Set task: Print all entries precisely as they are written.

______________________________

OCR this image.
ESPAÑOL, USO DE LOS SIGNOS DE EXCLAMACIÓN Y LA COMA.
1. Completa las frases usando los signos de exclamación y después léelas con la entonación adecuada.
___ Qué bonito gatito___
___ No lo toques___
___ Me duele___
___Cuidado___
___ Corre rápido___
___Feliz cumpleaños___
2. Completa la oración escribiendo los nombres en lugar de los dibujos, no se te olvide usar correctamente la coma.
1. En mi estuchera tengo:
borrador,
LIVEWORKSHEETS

______________________________

Result for this exercise:
OCR this image.
ESPAÑOL, USO DE LOS SIGNOS DE EXCLAMACIÓN Y LA COMA.
1. Completa las frases usando los signos de exclamación y después léelas con la entonación adecuada.
___ Qué bonito gatito___
___ No lo toques___
___ Me duele___
___Cuidado___
___ Corre rápido___
___Feliz cumpleaños___
2. Completa la oración escribiendo los nombres en lugar de los dibujos, no se te olvide usar correctamente la coma.
1. En mi estuchera tengo:
borrador,
LIVEWORKSHEETS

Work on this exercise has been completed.